**To be done**. From the listing that follows, extract every line and set it down unaltered.

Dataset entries

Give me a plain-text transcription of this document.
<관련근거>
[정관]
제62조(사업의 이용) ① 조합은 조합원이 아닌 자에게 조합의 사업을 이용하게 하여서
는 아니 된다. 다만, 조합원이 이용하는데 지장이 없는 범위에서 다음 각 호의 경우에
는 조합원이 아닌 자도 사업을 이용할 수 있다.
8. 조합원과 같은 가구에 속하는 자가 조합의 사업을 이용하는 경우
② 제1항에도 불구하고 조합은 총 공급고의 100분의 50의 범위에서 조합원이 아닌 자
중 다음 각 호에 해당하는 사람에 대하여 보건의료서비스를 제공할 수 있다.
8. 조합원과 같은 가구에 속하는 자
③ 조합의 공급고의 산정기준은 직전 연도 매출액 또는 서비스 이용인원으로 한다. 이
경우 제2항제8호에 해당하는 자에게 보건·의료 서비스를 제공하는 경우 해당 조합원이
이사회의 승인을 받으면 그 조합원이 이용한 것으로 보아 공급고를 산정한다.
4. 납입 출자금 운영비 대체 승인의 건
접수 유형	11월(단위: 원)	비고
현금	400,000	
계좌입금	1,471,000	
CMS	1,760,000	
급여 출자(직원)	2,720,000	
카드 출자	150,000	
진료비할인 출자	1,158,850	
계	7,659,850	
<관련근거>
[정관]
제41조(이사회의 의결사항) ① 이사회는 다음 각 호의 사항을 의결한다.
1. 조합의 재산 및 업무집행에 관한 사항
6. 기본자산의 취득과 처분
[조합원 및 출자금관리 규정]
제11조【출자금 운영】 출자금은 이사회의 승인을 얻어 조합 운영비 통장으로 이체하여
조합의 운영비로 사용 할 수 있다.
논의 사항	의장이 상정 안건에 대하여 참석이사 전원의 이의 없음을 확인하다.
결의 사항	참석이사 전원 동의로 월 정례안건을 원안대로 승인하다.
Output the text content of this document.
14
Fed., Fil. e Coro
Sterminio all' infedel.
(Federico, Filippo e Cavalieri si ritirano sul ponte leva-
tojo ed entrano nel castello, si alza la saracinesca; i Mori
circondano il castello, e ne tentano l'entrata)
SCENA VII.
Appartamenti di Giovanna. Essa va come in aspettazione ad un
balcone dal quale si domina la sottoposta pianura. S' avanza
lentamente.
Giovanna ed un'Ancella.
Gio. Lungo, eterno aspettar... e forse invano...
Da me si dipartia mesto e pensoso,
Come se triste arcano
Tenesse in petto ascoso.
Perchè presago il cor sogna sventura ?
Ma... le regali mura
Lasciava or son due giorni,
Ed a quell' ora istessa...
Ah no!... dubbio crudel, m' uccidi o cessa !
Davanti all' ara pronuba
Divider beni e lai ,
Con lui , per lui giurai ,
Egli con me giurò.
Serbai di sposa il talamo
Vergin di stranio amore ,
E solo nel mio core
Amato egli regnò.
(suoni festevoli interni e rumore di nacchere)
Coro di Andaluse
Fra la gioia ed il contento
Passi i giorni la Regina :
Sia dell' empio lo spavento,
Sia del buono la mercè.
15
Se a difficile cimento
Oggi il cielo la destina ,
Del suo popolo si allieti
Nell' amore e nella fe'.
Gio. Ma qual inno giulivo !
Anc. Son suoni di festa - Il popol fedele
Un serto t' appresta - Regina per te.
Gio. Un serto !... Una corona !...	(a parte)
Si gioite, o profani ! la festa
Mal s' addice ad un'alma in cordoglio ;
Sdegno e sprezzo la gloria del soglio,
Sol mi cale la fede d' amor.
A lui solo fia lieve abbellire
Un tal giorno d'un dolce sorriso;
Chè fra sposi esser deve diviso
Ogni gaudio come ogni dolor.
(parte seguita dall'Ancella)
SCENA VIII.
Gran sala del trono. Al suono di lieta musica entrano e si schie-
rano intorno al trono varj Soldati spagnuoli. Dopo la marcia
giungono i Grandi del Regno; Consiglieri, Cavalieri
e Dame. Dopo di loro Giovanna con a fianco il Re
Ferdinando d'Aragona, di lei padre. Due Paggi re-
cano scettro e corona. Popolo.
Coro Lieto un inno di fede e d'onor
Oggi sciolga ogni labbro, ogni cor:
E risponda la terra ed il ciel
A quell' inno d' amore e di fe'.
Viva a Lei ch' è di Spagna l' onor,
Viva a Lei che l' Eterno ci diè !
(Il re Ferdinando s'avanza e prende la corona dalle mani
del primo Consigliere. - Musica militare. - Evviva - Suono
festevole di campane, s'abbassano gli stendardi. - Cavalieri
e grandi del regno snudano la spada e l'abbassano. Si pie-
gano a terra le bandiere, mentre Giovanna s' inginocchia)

**Output of the exercise**.
Give me a plain-text transcription of this document.
<관련근거>
[정관]
제62조(사업의 이용) ① 조합은 조합원이 아닌 자에게 조합의 사업을 이용하게 하여서
는 아니 된다. 다만, 조합원이 이용하는데 지장이 없는 범위에서 다음 각 호의 경우에
는 조합원이 아닌 자도 사업을 이용할 수 있다.
8. 조합원과 같은 가구에 속하는 자가 조합의 사업을 이용하는 경우
② 제1항에도 불구하고 조합은 총 공급고의 100분의 50의 범위에서 조합원이 아닌 자
중 다음 각 호에 해당하는 사람에 대하여 보건의료서비스를 제공할 수 있다.
8. 조합원과 같은 가구에 속하는 자
③ 조합의 공급고의 산정기준은 직전 연도 매출액 또는 서비스 이용인원으로 한다. 이
경우 제2항제8호에 해당하는 자에게 보건·의료 서비스를 제공하는 경우 해당 조합원이
이사회의 승인을 받으면 그 조합원이 이용한 것으로 보아 공급고를 산정한다.
4. 납입 출자금 운영비 대체 승인의 건
접수 유형	11월(단위: 원)	비고
현금	400,000	
계좌입금	1,471,000	
CMS	1,760,000	
급여 출자(직원)	2,720,000	
카드 출자	150,000	
진료비할인 출자	1,158,850	
계	7,659,850	
<관련근거>
[정관]
제41조(이사회의 의결사항) ① 이사회는 다음 각 호의 사항을 의결한다.
1. 조합의 재산 및 업무집행에 관한 사항
6. 기본자산의 취득과 처분
[조합원 및 출자금관리 규정]
제11조【출자금 운영】 출자금은 이사회의 승인을 얻어 조합 운영비 통장으로 이체하여
조합의 운영비로 사용 할 수 있다.
논의 사항	의장이 상정 안건에 대하여 참석이사 전원의 이의 없음을 확인하다.
결의 사항	참석이사 전원 동의로 월 정례안건을 원안대로 승인하다.
Output the text content of this document.
14
Fed., Fil. e Coro
Sterminio all' infedel.
(Federico, Filippo e Cavalieri si ritirano sul ponte leva-
tojo ed entrano nel castello, si alza la saracinesca; i Mori
circondano il castello, e ne tentano l'entrata)
SCENA VII.
Appartamenti di Giovanna. Essa va come in aspettazione ad un
balcone dal quale si domina la sottoposta pianura. S' avanza
lentamente.
Giovanna ed un'Ancella.
Gio. Lungo, eterno aspettar... e forse invano...
Da me si dipartia mesto e pensoso,
Come se triste arcano
Tenesse in petto ascoso.
Perchè presago il cor sogna sventura ?
Ma... le regali mura
Lasciava or son due giorni,
Ed a quell' ora istessa...
Ah no!... dubbio crudel, m' uccidi o cessa !
Davanti all' ara pronuba
Divider beni e lai ,
Con lui , per lui giurai ,
Egli con me giurò.
Serbai di sposa il talamo
Vergin di stranio amore ,
E solo nel mio core
Amato egli regnò.
(suoni festevoli interni e rumore di nacchere)
Coro di Andaluse
Fra la gioia ed il contento
Passi i giorni la Regina :
Sia dell' empio lo spavento,
Sia del buono la mercè.
15
Se a difficile cimento
Oggi il cielo la destina ,
Del suo popolo si allieti
Nell' amore e nella fe'.
Gio. Ma qual inno giulivo !
Anc. Son suoni di festa - Il popol fedele
Un serto t' appresta - Regina per te.
Gio. Un serto !... Una corona !...	(a parte)
Si gioite, o profani ! la festa
Mal s' addice ad un'alma in cordoglio ;
Sdegno e sprezzo la gloria del soglio,
Sol mi cale la fede d' amor.
A lui solo fia lieve abbellire
Un tal giorno d'un dolce sorriso;
Chè fra sposi esser deve diviso
Ogni gaudio come ogni dolor.
(parte seguita dall'Ancella)
SCENA VIII.
Gran sala del trono. Al suono di lieta musica entrano e si schie-
rano intorno al trono varj Soldati spagnuoli. Dopo la marcia
giungono i Grandi del Regno; Consiglieri, Cavalieri
e Dame. Dopo di loro Giovanna con a fianco il Re
Ferdinando d'Aragona, di lei padre. Due Paggi re-
cano scettro e corona. Popolo.
Coro Lieto un inno di fede e d'onor
Oggi sciolga ogni labbro, ogni cor:
E risponda la terra ed il ciel
A quell' inno d' amore e di fe'.
Viva a Lei ch' è di Spagna l' onor,
Viva a Lei che l' Eterno ci diè !
(Il re Ferdinando s'avanza e prende la corona dalle mani
del primo Consigliere. - Musica militare. - Evviva - Suono
festevole di campane, s'abbassano gli stendardi. - Cavalieri
e grandi del regno snudano la spada e l'abbassano. Si pie-
gano a terra le bandiere, mentre Giovanna s' inginocchia)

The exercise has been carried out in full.